Extract all lines that hold "referencia" from the records below.

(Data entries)
○ ○ ○

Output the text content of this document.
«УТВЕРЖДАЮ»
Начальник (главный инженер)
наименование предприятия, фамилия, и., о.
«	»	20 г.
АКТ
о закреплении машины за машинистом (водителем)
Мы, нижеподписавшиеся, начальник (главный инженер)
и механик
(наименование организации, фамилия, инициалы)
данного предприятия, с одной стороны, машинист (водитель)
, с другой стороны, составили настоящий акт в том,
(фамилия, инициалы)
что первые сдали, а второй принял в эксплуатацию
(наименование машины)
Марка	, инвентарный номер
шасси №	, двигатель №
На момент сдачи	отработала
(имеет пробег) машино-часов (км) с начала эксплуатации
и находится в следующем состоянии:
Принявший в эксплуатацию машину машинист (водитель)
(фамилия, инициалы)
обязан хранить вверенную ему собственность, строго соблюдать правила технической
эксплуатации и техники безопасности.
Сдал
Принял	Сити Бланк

○ ○ ○

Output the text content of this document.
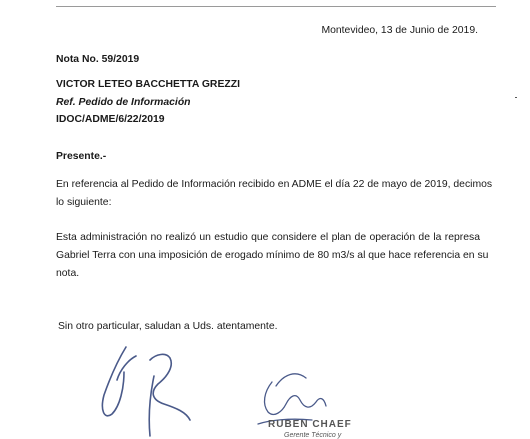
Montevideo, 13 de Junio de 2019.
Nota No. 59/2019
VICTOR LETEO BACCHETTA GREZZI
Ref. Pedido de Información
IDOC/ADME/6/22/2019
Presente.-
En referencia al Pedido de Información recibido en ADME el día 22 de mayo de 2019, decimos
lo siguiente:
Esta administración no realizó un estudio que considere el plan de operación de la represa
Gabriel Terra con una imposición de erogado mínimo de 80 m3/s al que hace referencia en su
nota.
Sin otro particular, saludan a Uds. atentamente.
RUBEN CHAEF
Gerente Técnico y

○ ○ ○

### Full solution
En referencia al Pedido de Información recibido en ADME el día 22 de mayo de 2019, decimos
Gabriel Terra con una imposición de erogado mínimo de 80 m3/s al que hace referencia en su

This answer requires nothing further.